Collection entries:
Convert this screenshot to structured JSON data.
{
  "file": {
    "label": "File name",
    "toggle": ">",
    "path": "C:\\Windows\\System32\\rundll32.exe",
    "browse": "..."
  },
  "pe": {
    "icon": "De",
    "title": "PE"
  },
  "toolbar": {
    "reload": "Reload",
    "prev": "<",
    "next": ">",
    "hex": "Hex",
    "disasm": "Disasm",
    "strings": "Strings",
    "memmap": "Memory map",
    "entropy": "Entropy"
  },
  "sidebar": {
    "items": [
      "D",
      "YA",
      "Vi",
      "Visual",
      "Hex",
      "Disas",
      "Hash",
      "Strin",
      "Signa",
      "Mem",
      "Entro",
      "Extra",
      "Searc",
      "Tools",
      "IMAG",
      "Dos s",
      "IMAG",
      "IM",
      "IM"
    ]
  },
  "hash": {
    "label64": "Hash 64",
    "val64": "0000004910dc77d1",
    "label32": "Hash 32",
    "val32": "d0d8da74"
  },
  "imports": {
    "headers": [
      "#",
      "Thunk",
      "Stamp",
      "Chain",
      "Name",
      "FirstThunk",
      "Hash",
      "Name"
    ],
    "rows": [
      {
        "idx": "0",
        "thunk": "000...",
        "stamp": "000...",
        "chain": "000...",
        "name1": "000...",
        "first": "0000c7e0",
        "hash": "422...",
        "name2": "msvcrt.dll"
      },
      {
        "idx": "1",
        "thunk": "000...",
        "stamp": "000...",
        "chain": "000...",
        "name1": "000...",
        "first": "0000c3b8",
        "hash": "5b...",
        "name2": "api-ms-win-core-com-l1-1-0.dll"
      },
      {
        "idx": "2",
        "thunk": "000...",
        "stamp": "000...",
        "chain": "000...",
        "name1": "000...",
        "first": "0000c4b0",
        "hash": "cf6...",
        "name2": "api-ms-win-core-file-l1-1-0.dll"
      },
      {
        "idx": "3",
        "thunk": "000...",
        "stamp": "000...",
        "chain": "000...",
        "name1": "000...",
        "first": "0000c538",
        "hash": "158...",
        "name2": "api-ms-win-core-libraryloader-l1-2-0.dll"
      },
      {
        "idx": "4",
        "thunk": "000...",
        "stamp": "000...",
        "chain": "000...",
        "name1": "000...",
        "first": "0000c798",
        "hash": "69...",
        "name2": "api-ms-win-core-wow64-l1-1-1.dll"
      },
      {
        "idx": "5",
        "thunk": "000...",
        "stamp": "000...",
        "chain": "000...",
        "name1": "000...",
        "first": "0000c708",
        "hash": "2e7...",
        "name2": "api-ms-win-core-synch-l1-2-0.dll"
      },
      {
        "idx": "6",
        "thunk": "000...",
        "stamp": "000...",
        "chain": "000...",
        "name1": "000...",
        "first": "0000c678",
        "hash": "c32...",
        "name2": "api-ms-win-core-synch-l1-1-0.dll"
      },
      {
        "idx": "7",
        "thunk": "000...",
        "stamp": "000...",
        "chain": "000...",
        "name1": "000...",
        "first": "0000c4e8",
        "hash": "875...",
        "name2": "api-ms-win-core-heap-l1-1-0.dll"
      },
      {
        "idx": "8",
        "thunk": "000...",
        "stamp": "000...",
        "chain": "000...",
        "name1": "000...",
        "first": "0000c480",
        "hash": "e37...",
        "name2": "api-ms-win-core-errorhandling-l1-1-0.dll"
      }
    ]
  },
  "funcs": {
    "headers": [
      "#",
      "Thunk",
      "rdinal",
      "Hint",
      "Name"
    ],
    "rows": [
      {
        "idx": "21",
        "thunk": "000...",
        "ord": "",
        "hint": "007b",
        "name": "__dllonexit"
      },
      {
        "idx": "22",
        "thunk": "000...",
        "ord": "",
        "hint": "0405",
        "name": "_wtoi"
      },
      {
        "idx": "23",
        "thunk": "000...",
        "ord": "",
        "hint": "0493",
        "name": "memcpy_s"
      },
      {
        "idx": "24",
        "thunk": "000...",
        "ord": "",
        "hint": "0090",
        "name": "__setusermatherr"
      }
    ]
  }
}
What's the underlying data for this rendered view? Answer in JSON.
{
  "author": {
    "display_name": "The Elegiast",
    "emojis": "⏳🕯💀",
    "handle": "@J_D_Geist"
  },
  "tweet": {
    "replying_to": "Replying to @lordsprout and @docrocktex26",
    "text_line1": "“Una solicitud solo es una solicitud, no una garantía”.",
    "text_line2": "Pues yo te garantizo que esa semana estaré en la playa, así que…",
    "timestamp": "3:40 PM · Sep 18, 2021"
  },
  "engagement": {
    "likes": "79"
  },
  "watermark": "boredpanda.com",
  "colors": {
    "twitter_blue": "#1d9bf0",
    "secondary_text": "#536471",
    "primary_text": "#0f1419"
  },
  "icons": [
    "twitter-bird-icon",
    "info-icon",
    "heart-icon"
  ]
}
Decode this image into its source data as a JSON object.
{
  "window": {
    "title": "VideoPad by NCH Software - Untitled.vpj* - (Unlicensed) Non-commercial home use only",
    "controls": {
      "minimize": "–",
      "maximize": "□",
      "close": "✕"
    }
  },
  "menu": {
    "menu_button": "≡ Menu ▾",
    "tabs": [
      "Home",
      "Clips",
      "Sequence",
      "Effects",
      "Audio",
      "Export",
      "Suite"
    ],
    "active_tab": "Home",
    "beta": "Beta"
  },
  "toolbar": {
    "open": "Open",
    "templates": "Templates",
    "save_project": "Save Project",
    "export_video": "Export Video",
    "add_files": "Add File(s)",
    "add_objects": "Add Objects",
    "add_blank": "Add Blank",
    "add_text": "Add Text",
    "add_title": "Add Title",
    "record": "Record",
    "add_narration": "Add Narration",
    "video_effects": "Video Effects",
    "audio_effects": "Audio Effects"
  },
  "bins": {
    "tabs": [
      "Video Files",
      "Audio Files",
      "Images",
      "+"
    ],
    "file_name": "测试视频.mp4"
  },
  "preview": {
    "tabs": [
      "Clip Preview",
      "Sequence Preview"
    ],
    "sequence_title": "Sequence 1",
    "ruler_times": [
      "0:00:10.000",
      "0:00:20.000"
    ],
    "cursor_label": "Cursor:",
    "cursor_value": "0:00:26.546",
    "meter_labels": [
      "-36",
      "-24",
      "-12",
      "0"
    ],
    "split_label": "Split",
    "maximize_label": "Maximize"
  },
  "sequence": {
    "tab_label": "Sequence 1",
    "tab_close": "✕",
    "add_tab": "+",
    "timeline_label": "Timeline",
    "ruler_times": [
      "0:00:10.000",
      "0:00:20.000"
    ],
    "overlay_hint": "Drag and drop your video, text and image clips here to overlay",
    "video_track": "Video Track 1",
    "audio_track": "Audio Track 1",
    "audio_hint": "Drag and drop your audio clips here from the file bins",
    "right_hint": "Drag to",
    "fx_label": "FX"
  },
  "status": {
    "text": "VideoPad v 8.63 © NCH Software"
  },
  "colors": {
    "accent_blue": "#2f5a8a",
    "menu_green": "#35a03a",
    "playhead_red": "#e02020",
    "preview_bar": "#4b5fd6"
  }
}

TASK DIRECTIONS: Copy each line of the entries that includes the word "your".

FULL RESPONSE:
    "overlay_hint": "Drag and drop your video, text and image clips here to overlay",
    "audio_hint": "Drag and drop your audio clips here from the file bins",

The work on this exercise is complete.